Exercise brief >> In the listing, locate the line containing "Read this page and output its text content.", then quote it and all following lines exactly. Omit pictures.

Rows from a dataset:
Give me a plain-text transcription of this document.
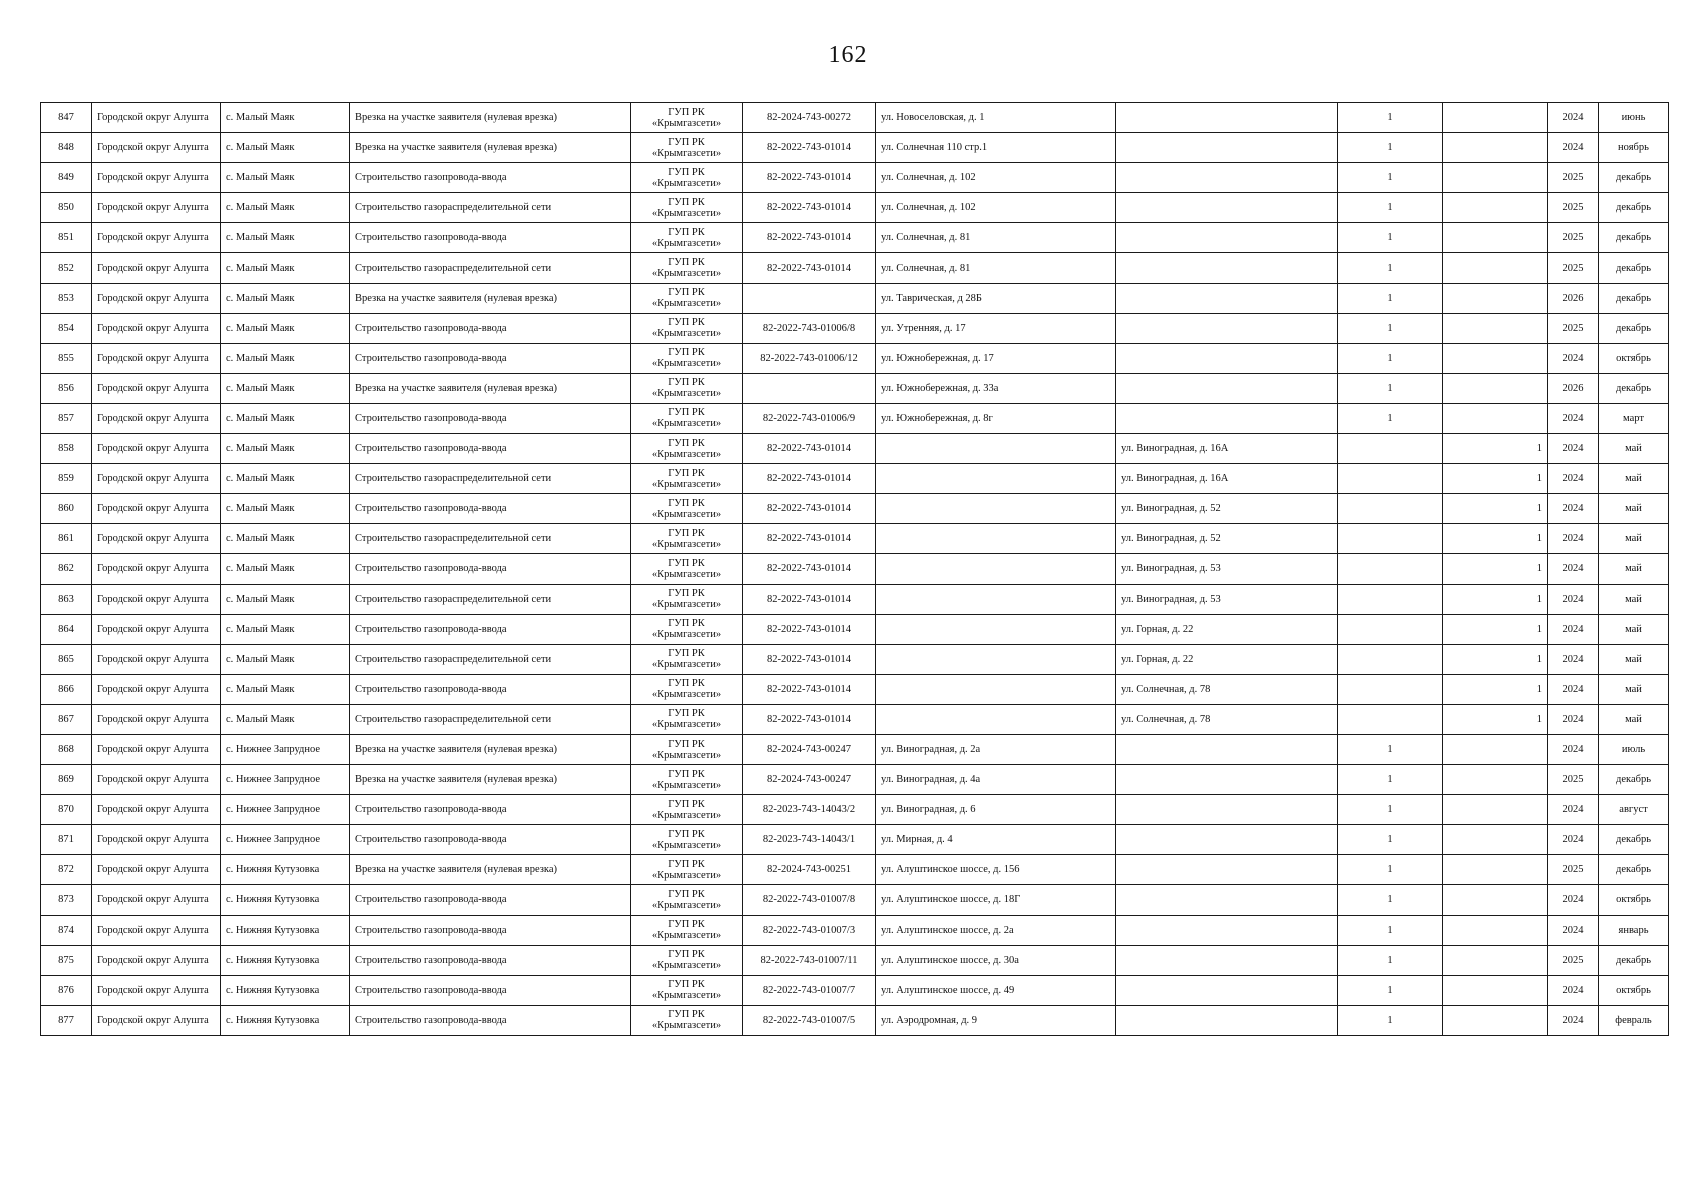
162
847	Городской округ Алушта	с. Малый Маяк	Врезка на участке заявителя (нулевая врезка)	ГУП РК
«Крымгазсети»	82-2024-743-00272	ул. Новоселовская, д. 1		1		2024	июнь
848	Городской округ Алушта	с. Малый Маяк	Врезка на участке заявителя (нулевая врезка)	ГУП РК
«Крымгазсети»	82-2022-743-01014	ул. Солнечная 110 стр.1		1		2024	ноябрь
849	Городской округ Алушта	с. Малый Маяк	Строительство газопровода-ввода	ГУП РК
«Крымгазсети»	82-2022-743-01014	ул. Солнечная, д. 102		1		2025	декабрь
850	Городской округ Алушта	с. Малый Маяк	Строительство газораспределительной сети	ГУП РК
«Крымгазсети»	82-2022-743-01014	ул. Солнечная, д. 102		1		2025	декабрь
851	Городской округ Алушта	с. Малый Маяк	Строительство газопровода-ввода	ГУП РК
«Крымгазсети»	82-2022-743-01014	ул. Солнечная, д. 81		1		2025	декабрь
852	Городской округ Алушта	с. Малый Маяк	Строительство газораспределительной сети	ГУП РК
«Крымгазсети»	82-2022-743-01014	ул. Солнечная, д. 81		1		2025	декабрь
853	Городской округ Алушта	с. Малый Маяк	Врезка на участке заявителя (нулевая врезка)	ГУП РК
«Крымгазсети»		ул. Таврическая, д 28Б		1		2026	декабрь
854	Городской округ Алушта	с. Малый Маяк	Строительство газопровода-ввода	ГУП РК
«Крымгазсети»	82-2022-743-01006/8	ул. Утренняя, д. 17		1		2025	декабрь
855	Городской округ Алушта	с. Малый Маяк	Строительство газопровода-ввода	ГУП РК
«Крымгазсети»	82-2022-743-01006/12	ул. Южнобережная, д. 17		1		2024	октябрь
856	Городской округ Алушта	с. Малый Маяк	Врезка на участке заявителя (нулевая врезка)	ГУП РК
«Крымгазсети»		ул. Южнобережная, д. 33а		1		2026	декабрь
857	Городской округ Алушта	с. Малый Маяк	Строительство газопровода-ввода	ГУП РК
«Крымгазсети»	82-2022-743-01006/9	ул. Южнобережная, д. 8г		1		2024	март
858	Городской округ Алушта	с. Малый Маяк	Строительство газопровода-ввода	ГУП РК
«Крымгазсети»	82-2022-743-01014		ул. Виноградная, д. 16А		1	2024	май
859	Городской округ Алушта	с. Малый Маяк	Строительство газораспределительной сети	ГУП РК
«Крымгазсети»	82-2022-743-01014		ул. Виноградная, д. 16А		1	2024	май
860	Городской округ Алушта	с. Малый Маяк	Строительство газопровода-ввода	ГУП РК
«Крымгазсети»	82-2022-743-01014		ул. Виноградная, д. 52		1	2024	май
861	Городской округ Алушта	с. Малый Маяк	Строительство газораспределительной сети	ГУП РК
«Крымгазсети»	82-2022-743-01014		ул. Виноградная, д. 52		1	2024	май
862	Городской округ Алушта	с. Малый Маяк	Строительство газопровода-ввода	ГУП РК
«Крымгазсети»	82-2022-743-01014		ул. Виноградная, д. 53		1	2024	май
863	Городской округ Алушта	с. Малый Маяк	Строительство газораспределительной сети	ГУП РК
«Крымгазсети»	82-2022-743-01014		ул. Виноградная, д. 53		1	2024	май
864	Городской округ Алушта	с. Малый Маяк	Строительство газопровода-ввода	ГУП РК
«Крымгазсети»	82-2022-743-01014		ул. Горная, д. 22		1	2024	май
865	Городской округ Алушта	с. Малый Маяк	Строительство газораспределительной сети	ГУП РК
«Крымгазсети»	82-2022-743-01014		ул. Горная, д. 22		1	2024	май
866	Городской округ Алушта	с. Малый Маяк	Строительство газопровода-ввода	ГУП РК
«Крымгазсети»	82-2022-743-01014		ул. Солнечная, д. 78		1	2024	май
867	Городской округ Алушта	с. Малый Маяк	Строительство газораспределительной сети	ГУП РК
«Крымгазсети»	82-2022-743-01014		ул. Солнечная, д. 78		1	2024	май
868	Городской округ Алушта	с. Нижнее Запрудное	Врезка на участке заявителя (нулевая врезка)	ГУП РК
«Крымгазсети»	82-2024-743-00247	ул. Виноградная, д. 2а		1		2024	июль
869	Городской округ Алушта	с. Нижнее Запрудное	Врезка на участке заявителя (нулевая врезка)	ГУП РК
«Крымгазсети»	82-2024-743-00247	ул. Виноградная, д. 4а		1		2025	декабрь
870	Городской округ Алушта	с. Нижнее Запрудное	Строительство газопровода-ввода	ГУП РК
«Крымгазсети»	82-2023-743-14043/2	ул. Виноградная, д. 6		1		2024	август
871	Городской округ Алушта	с. Нижнее Запрудное	Строительство газопровода-ввода	ГУП РК
«Крымгазсети»	82-2023-743-14043/1	ул. Мирная, д. 4		1		2024	декабрь
872	Городской округ Алушта	с. Нижняя Кутузовка	Врезка на участке заявителя (нулевая врезка)	ГУП РК
«Крымгазсети»	82-2024-743-00251	ул. Алуштинское шоссе, д. 156		1		2025	декабрь
873	Городской округ Алушта	с. Нижняя Кутузовка	Строительство газопровода-ввода	ГУП РК
«Крымгазсети»	82-2022-743-01007/8	ул. Алуштинское шоссе, д. 18Г		1		2024	октябрь
874	Городской округ Алушта	с. Нижняя Кутузовка	Строительство газопровода-ввода	ГУП РК
«Крымгазсети»	82-2022-743-01007/3	ул. Алуштинское шоссе, д. 2а		1		2024	январь
875	Городской округ Алушта	с. Нижняя Кутузовка	Строительство газопровода-ввода	ГУП РК
«Крымгазсети»	82-2022-743-01007/11	ул. Алуштинское шоссе, д. 30а		1		2025	декабрь
876	Городской округ Алушта	с. Нижняя Кутузовка	Строительство газопровода-ввода	ГУП РК
«Крымгазсети»	82-2022-743-01007/7	ул. Алуштинское шоссе, д. 49		1		2024	октябрь
877	Городской округ Алушта	с. Нижняя Кутузовка	Строительство газопровода-ввода	ГУП РК
«Крымгазсети»	82-2022-743-01007/5	ул. Аэродромная, д. 9		1		2024	февраль
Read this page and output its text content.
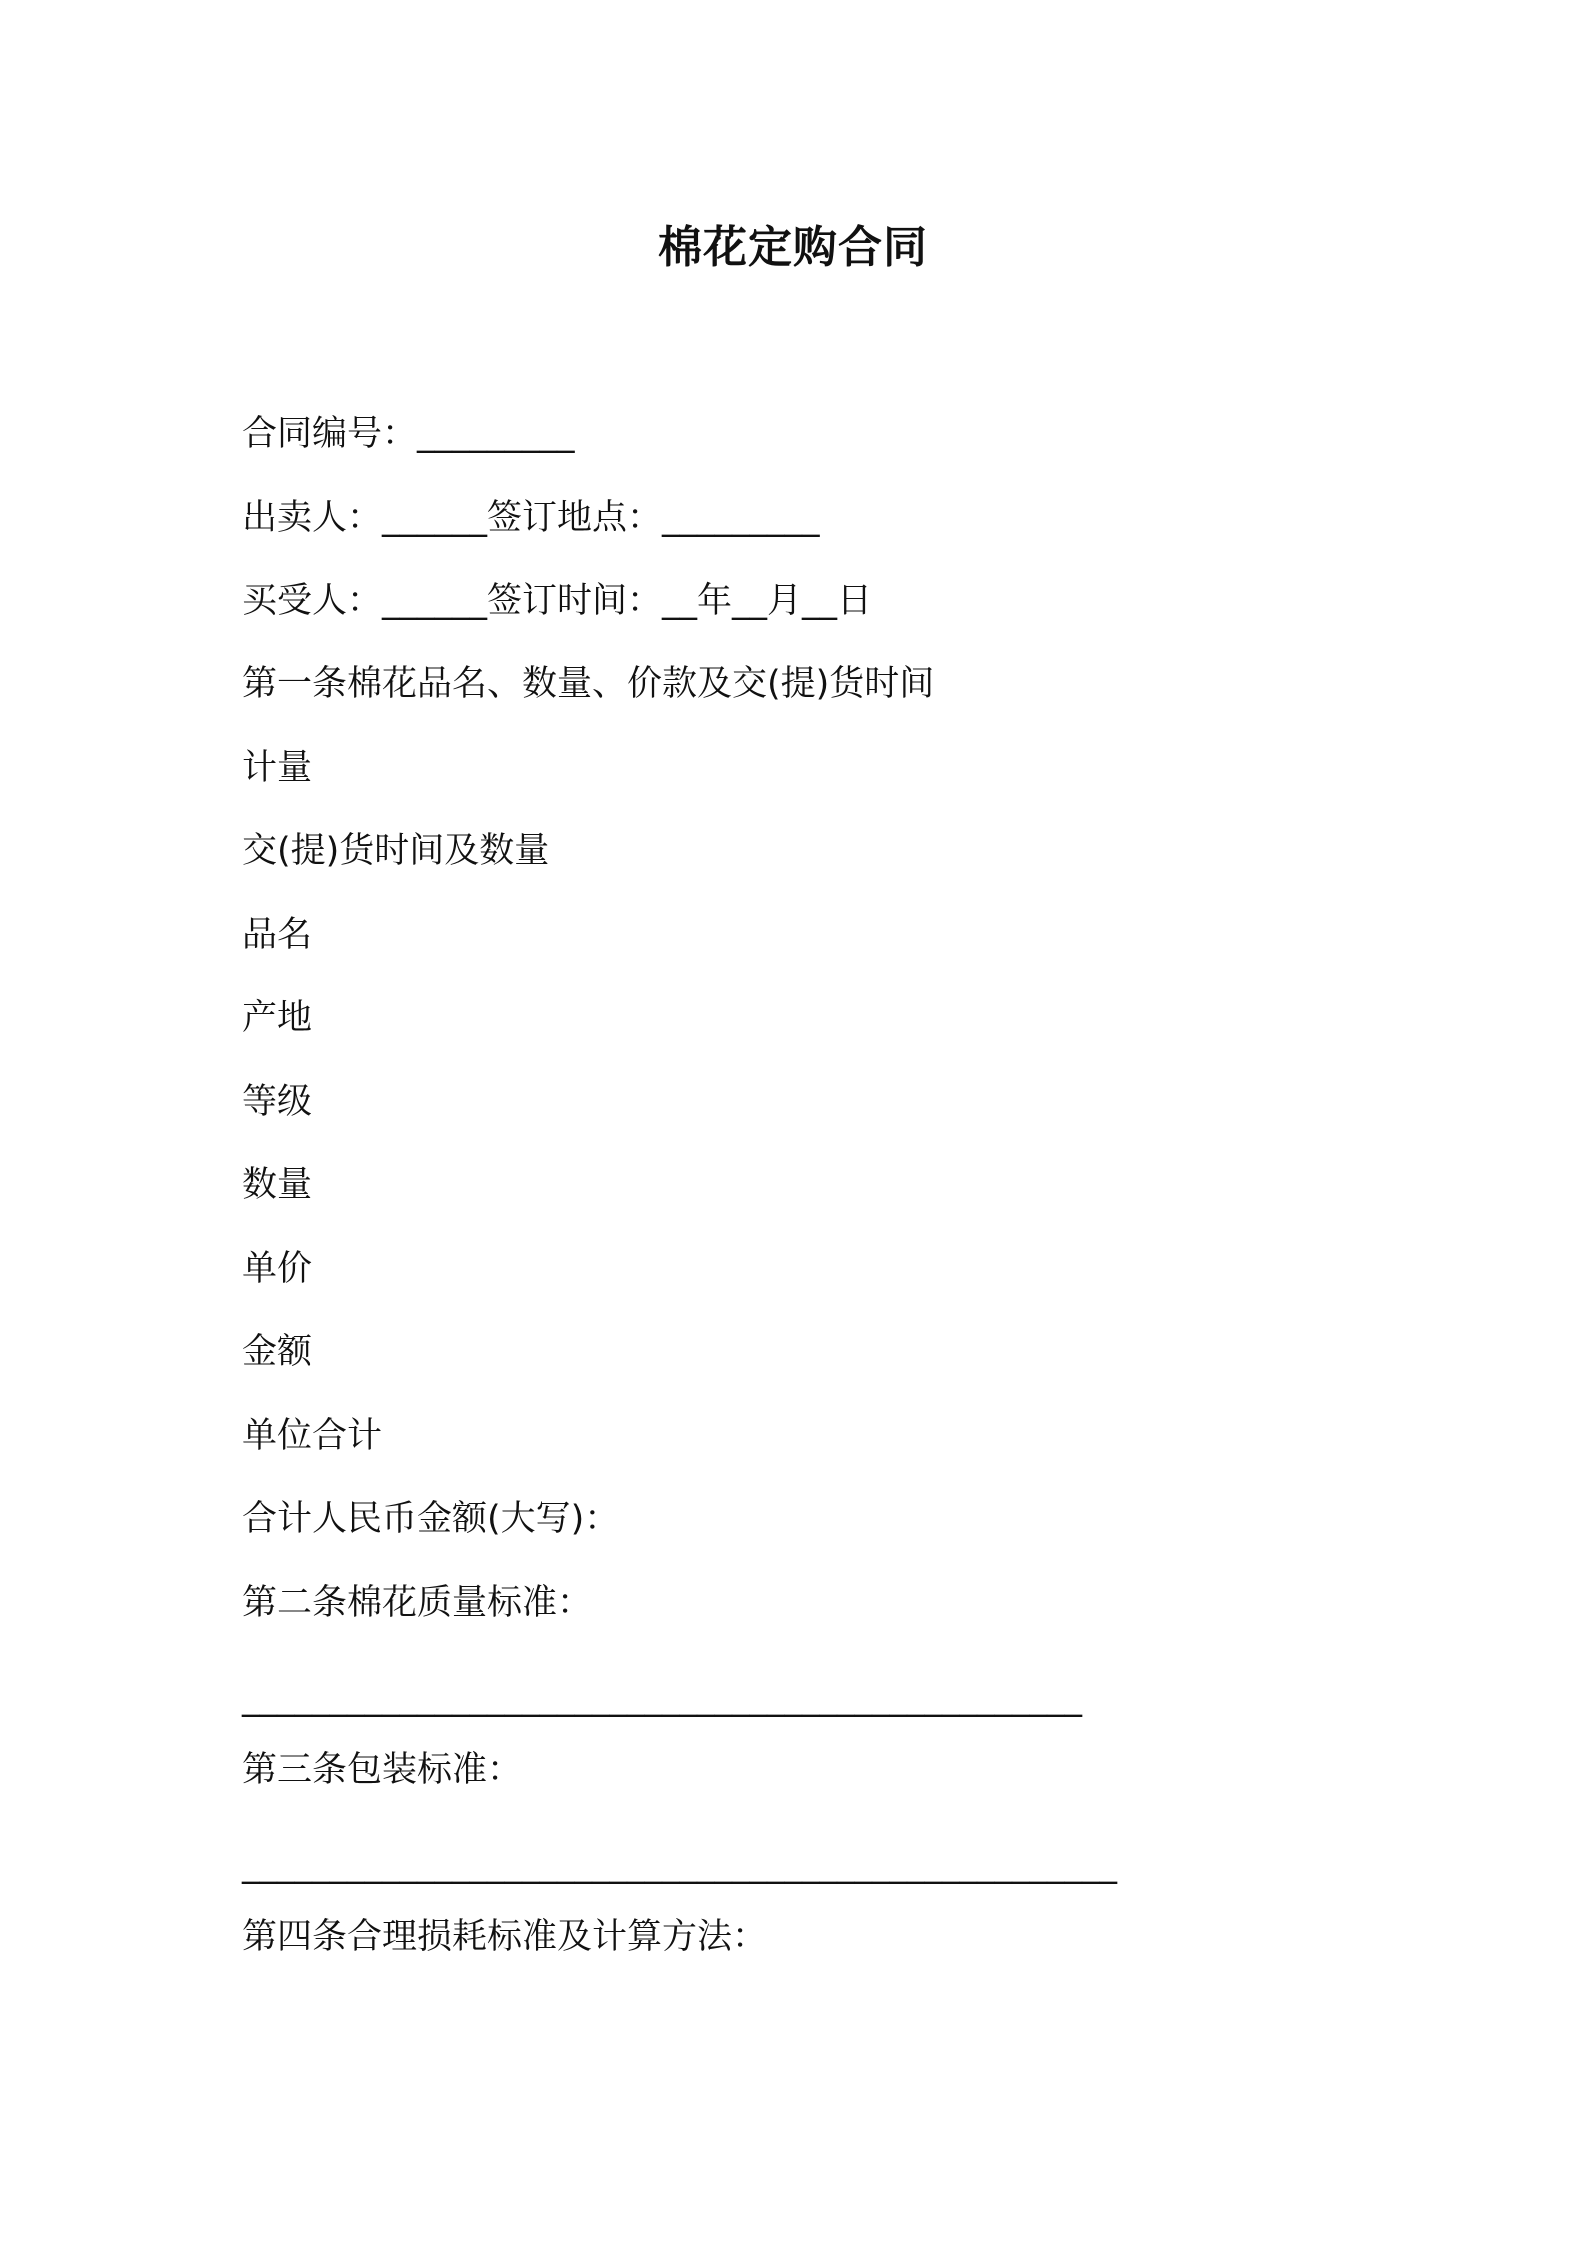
棉花定购合同
合同编号：_________
出卖人：______签订地点：_________
买受人：______签订时间：__年__月__日
第一条棉花品名、数量、价款及交(提)货时间
计量
交(提)货时间及数量
品名
产地
等级
数量
单价
金额
单位合计
合计人民币金额(大写)：
第二条棉花质量标准：
________________________________________________
第三条包装标准：
__________________________________________________
第四条合理损耗标准及计算方法：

Complete response >>
Read this page and output its text content.
棉花定购合同
合同编号：_________
出卖人：______签订地点：_________
买受人：______签订时间：__年__月__日
第一条棉花品名、数量、价款及交(提)货时间
计量
交(提)货时间及数量
品名
产地
等级
数量
单价
金额
单位合计
合计人民币金额(大写)：
第二条棉花质量标准：
________________________________________________
第三条包装标准：
__________________________________________________
第四条合理损耗标准及计算方法：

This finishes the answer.